■ TEXTE DU DOCUMENT:
****
Inspirée dès l’enfance par l’univers numérique et les jeux vidéo qu’elle adorait, Rokhaya Diagne a très tôt compris le pouvoir transformateur de la technologie. Là où certains voyaient une simple distraction, elle y a vu un langage : celui de l’algorithme, du code, de l’interaction entre l’humain et la machine. De cette passion est née Afyasense, une solution technologique qui repose sur un algorithme d’intelligence artificielle capable d’analyser en quelques secondes des images prélevées sur une goutte de sang. Une innovation pensée pour : accélérer le diagnostic, réduire les erreurs humaines, éviter les coûts d’équipements complexes, rendre le test accessible aux zones rurales. Son objectif est simple et immense : éradiquer le paludisme en rendant le diagnostic plus rapide que la progression de la maladie.
L’originalité de la solution : un diagnostic précis, mobile et accessible
Afyasense se distingue par son originalité : une solution de diagnostic du paludisme à la fois précise, mobile et accessible, pensée spécialement pour les réalités rurales africaines. L’outil repose sur une technologie légère, facilement transportable dans les villages les plus isolés, éliminant ainsi la dépendance aux laboratoires classiques. Son algorithme d’intelligence artificielle, entraîné pour reconnaître les parasites du paludisme, analyse une image microscopique en quelques secondes avec une précision remarquable. En supprimant la nécessité de réactifs coûteux et d’équipements complexes, Afyasense réduit considérablement les coûts pour les structures locales. Plus qu’une innovation technologique, c’est une réponse conçue pour les personnes qui, loin des grandes villes, n’ont souvent que quelques minutes pour obtenir un diagnostic pouvant leur sauver la vie. Rokhaya Diagne n’a pas développé une technologie pour les laboratoires urbains : elle a créé un outil pour ceux qui n’ont rien et pour qui un diagnostic rapide peut signifier la survie.
Pour développer Afyasense, elle a adopté une démarche méthodique : collecte de données médicales en collaboration avec des professionnels de santé ; entraînement de modèles d’IA capables de repérer les parasites du paludisme ; tests sur le terrain pour adapter l’outil aux réalités des zones rurales ; co-construction avec les agents de santé communautaires ; simplification de l’interface pour permettre une utilisation intuitive. Cette approche centrée sur l’utilisateur rend Afyasense fiable, pratique et appropriable par les communautés locales.
****
[Enregistrements du jeu de données]
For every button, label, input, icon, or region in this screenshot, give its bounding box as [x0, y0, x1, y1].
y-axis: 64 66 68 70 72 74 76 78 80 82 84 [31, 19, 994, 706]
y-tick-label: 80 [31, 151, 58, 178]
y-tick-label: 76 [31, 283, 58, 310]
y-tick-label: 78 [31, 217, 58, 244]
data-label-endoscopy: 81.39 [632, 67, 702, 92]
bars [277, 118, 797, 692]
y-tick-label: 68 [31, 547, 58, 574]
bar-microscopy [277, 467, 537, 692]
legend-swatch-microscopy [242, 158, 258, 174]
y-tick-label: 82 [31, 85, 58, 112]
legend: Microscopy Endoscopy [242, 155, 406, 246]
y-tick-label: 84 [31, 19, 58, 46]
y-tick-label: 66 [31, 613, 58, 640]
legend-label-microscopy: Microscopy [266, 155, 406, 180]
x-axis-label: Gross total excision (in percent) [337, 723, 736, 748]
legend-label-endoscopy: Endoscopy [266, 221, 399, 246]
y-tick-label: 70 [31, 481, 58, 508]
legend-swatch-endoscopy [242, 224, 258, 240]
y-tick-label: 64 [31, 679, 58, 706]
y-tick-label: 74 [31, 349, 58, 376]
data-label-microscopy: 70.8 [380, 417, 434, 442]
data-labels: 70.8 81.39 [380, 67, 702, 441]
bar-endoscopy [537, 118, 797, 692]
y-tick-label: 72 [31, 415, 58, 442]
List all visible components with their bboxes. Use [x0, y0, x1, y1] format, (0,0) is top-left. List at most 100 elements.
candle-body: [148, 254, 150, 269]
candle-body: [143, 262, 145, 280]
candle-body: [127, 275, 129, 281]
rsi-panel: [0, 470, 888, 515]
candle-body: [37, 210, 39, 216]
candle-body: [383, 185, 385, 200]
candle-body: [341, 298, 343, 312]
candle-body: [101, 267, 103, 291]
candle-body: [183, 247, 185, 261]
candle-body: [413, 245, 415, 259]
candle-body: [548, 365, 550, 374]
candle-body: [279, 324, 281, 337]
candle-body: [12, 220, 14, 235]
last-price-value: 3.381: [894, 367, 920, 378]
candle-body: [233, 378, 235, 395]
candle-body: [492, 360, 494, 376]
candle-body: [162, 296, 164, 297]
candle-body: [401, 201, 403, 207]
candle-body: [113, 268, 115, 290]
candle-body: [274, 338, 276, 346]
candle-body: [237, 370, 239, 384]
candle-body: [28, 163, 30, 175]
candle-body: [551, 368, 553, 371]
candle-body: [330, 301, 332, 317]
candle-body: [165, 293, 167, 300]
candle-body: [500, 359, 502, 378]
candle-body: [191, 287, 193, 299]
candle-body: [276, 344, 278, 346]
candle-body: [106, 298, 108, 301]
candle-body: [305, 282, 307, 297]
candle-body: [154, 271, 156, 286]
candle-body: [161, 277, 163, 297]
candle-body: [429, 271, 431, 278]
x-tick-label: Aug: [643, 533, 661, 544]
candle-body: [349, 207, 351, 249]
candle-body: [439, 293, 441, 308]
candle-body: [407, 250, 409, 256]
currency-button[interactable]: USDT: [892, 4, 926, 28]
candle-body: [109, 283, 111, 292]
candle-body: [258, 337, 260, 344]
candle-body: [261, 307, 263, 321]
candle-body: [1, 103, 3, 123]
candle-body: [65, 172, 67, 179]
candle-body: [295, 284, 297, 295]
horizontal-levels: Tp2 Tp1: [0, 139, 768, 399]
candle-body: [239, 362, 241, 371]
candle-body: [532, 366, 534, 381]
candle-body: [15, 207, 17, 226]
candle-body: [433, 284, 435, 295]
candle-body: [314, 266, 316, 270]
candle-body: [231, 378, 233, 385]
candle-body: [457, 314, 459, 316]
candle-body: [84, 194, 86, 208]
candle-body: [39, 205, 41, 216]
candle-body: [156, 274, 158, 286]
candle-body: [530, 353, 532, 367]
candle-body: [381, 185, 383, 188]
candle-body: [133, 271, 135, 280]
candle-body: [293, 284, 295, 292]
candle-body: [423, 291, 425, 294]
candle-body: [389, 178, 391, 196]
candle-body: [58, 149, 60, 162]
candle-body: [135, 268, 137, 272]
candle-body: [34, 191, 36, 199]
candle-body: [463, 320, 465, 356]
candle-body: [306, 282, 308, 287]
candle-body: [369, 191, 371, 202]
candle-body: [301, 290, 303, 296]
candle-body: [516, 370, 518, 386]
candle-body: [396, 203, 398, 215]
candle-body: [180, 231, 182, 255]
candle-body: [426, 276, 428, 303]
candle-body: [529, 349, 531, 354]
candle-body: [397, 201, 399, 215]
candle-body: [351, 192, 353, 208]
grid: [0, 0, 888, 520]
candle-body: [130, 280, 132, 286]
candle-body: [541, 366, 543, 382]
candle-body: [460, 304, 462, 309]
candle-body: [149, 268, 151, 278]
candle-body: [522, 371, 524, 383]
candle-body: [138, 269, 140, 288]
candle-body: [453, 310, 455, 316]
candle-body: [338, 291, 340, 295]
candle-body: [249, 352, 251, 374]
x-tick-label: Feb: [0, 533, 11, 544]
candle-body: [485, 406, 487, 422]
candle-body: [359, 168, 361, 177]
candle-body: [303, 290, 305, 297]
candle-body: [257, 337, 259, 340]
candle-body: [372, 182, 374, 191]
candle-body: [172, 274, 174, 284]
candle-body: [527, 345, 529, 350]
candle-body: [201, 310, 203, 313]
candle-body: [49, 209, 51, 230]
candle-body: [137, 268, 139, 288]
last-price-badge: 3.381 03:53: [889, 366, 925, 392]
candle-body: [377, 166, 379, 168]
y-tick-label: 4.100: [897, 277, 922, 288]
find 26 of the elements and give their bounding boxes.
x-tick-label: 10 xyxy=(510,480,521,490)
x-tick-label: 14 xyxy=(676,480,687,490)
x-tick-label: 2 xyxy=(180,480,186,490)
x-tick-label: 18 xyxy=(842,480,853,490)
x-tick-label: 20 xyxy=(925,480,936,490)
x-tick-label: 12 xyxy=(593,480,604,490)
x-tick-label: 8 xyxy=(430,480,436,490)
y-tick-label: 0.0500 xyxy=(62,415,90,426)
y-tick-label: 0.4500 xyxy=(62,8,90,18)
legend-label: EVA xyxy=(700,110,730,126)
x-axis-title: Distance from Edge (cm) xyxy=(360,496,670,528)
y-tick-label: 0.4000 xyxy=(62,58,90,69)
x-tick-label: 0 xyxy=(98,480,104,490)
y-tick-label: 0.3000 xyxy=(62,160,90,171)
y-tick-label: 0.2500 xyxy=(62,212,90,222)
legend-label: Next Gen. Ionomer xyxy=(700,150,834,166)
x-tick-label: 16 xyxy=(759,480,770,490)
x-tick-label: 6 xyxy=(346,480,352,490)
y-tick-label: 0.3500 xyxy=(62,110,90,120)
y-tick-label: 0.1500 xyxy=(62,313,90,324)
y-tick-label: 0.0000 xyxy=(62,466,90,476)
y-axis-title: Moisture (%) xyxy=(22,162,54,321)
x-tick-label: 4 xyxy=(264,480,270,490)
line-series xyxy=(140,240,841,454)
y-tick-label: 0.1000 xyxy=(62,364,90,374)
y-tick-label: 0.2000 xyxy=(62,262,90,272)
****
■ CONSIGNE DE TRAVAIL 1: Reproduisez tel quel, dans le texte sur Afyasense, tout ce qui va de « Pour développer Afyasense, elle » jusqu'à « les communautés locales. ».
■ CONSIGNE DE TRAVAIL 2: D'après le texte sur Afyasense, en collaboration avec qui les données médicales ont-elles été collectées pour développer l'outil ?

■ RÉSULTAT DE L'EXERCICE 1:
Pour développer Afyasense, elle a adopté une démarche méthodique : collecte de données médicales en collaboration avec des professionnels de santé ; entraînement de modèles d’IA capables de repérer les parasites du paludisme ; tests sur le terrain pour adapter l’outil aux réalités des zones rurales ; co-construction avec les agents de santé communautaires ; simplification de l’interface pour permettre une utilisation intuitive. Cette approche centrée sur l’utilisateur rend Afyasense fiable, pratique et appropriable par les communautés locales.

■ RÉSULTAT DE L'EXERCICE 2: Avec des professionnels de santé.